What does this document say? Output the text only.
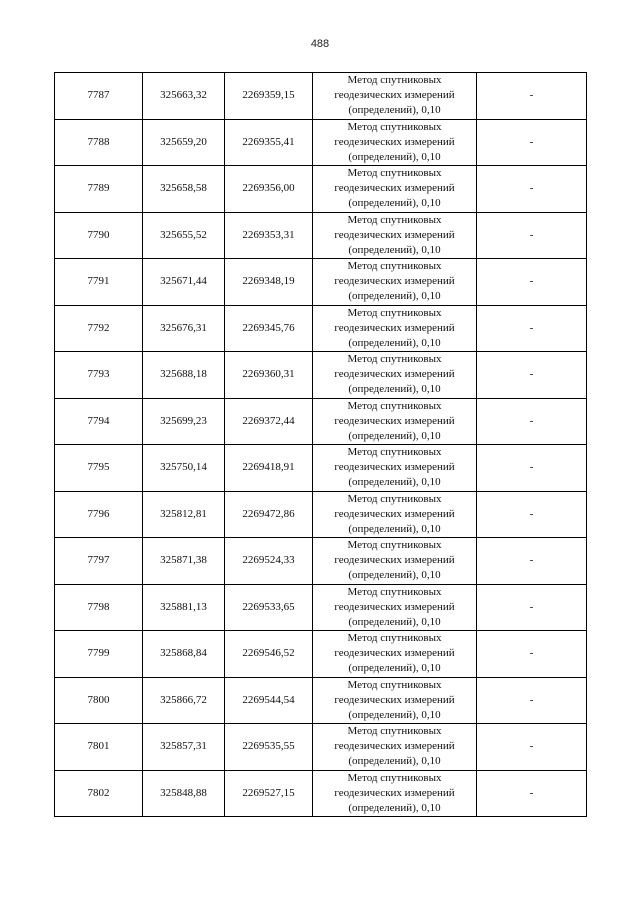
488
7787	325663,32	2269359,15	Метод спутниковых
геодезических измерений
(определений), 0,10	-
7788	325659,20	2269355,41	Метод спутниковых
геодезических измерений
(определений), 0,10	-
7789	325658,58	2269356,00	Метод спутниковых
геодезических измерений
(определений), 0,10	-
7790	325655,52	2269353,31	Метод спутниковых
геодезических измерений
(определений), 0,10	-
7791	325671,44	2269348,19	Метод спутниковых
геодезических измерений
(определений), 0,10	-
7792	325676,31	2269345,76	Метод спутниковых
геодезических измерений
(определений), 0,10	-
7793	325688,18	2269360,31	Метод спутниковых
геодезических измерений
(определений), 0,10	-
7794	325699,23	2269372,44	Метод спутниковых
геодезических измерений
(определений), 0,10	-
7795	325750,14	2269418,91	Метод спутниковых
геодезических измерений
(определений), 0,10	-
7796	325812,81	2269472,86	Метод спутниковых
геодезических измерений
(определений), 0,10	-
7797	325871,38	2269524,33	Метод спутниковых
геодезических измерений
(определений), 0,10	-
7798	325881,13	2269533,65	Метод спутниковых
геодезических измерений
(определений), 0,10	-
7799	325868,84	2269546,52	Метод спутниковых
геодезических измерений
(определений), 0,10	-
7800	325866,72	2269544,54	Метод спутниковых
геодезических измерений
(определений), 0,10	-
7801	325857,31	2269535,55	Метод спутниковых
геодезических измерений
(определений), 0,10	-
7802	325848,88	2269527,15	Метод спутниковых
геодезических измерений
(определений), 0,10	-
^^^^^^^^^^^^^^^^
All preceding records should be duplicated verbatim, images excepted.

What does this document say? Output the text only.
488
7787	325663,32	2269359,15	Метод спутниковых
геодезических измерений
(определений), 0,10	-
7788	325659,20	2269355,41	Метод спутниковых
геодезических измерений
(определений), 0,10	-
7789	325658,58	2269356,00	Метод спутниковых
геодезических измерений
(определений), 0,10	-
7790	325655,52	2269353,31	Метод спутниковых
геодезических измерений
(определений), 0,10	-
7791	325671,44	2269348,19	Метод спутниковых
геодезических измерений
(определений), 0,10	-
7792	325676,31	2269345,76	Метод спутниковых
геодезических измерений
(определений), 0,10	-
7793	325688,18	2269360,31	Метод спутниковых
геодезических измерений
(определений), 0,10	-
7794	325699,23	2269372,44	Метод спутниковых
геодезических измерений
(определений), 0,10	-
7795	325750,14	2269418,91	Метод спутниковых
геодезических измерений
(определений), 0,10	-
7796	325812,81	2269472,86	Метод спутниковых
геодезических измерений
(определений), 0,10	-
7797	325871,38	2269524,33	Метод спутниковых
геодезических измерений
(определений), 0,10	-
7798	325881,13	2269533,65	Метод спутниковых
геодезических измерений
(определений), 0,10	-
7799	325868,84	2269546,52	Метод спутниковых
геодезических измерений
(определений), 0,10	-
7800	325866,72	2269544,54	Метод спутниковых
геодезических измерений
(определений), 0,10	-
7801	325857,31	2269535,55	Метод спутниковых
геодезических измерений
(определений), 0,10	-
7802	325848,88	2269527,15	Метод спутниковых
геодезических измерений
(определений), 0,10	-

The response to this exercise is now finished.